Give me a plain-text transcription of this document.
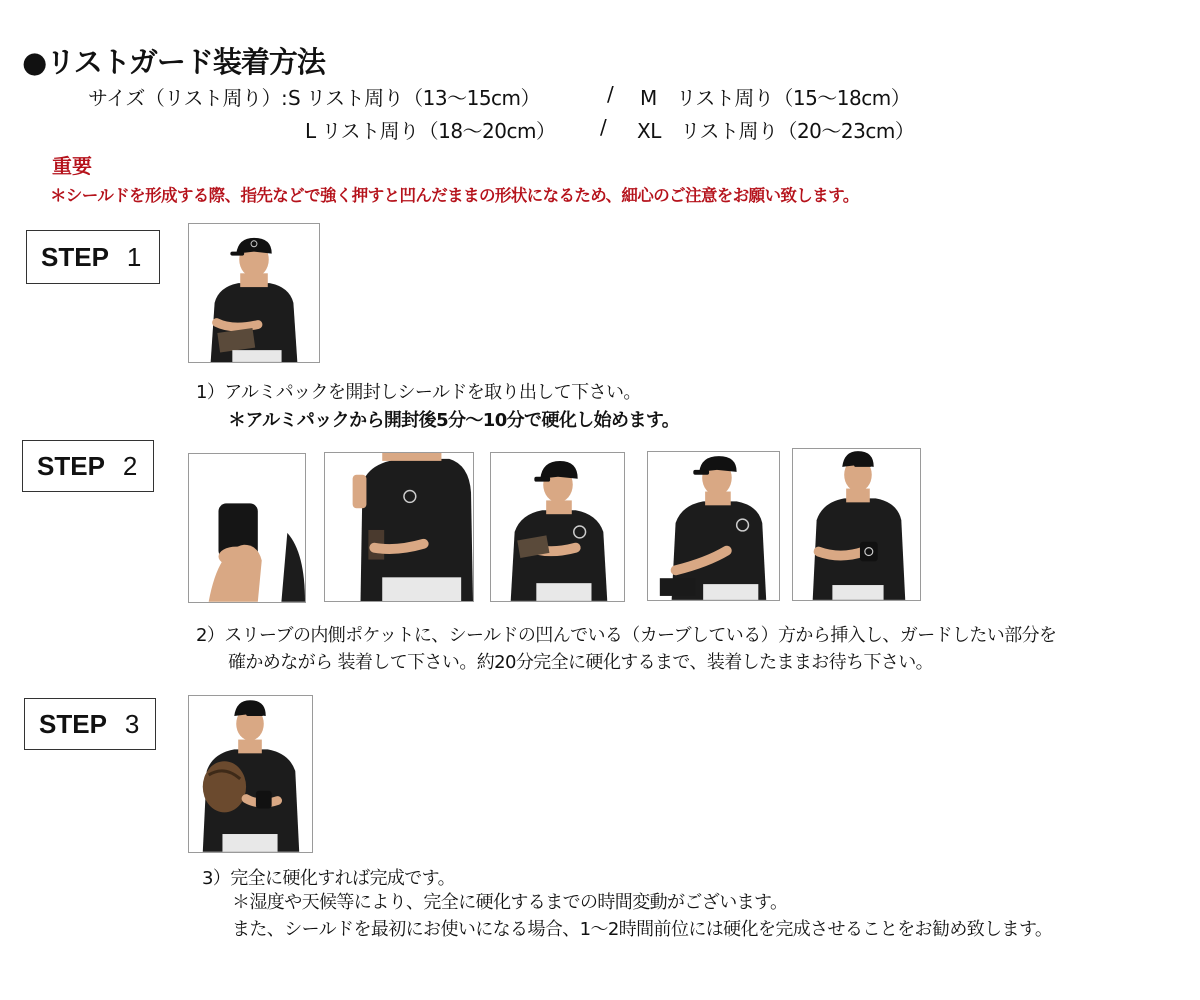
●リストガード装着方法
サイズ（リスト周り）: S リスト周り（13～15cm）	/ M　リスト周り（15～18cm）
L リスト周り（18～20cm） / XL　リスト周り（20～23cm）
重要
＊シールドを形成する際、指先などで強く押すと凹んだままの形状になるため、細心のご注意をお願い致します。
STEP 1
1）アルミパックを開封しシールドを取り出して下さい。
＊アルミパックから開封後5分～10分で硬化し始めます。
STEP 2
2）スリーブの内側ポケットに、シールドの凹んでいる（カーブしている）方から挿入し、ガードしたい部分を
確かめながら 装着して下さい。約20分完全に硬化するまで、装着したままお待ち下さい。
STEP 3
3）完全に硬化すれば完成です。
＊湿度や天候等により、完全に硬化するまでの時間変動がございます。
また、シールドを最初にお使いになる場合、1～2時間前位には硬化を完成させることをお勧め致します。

++++++++++++++++++++

SHORT PROBLEM: All lines that include "リスト周り" are to be gathered and copied.

FULL ANSWER:
サイズ（リスト周り）: S リスト周り（13～15cm）	/ M　リスト周り（15～18cm）
L リスト周り（18～20cm） / XL　リスト周り（20～23cm）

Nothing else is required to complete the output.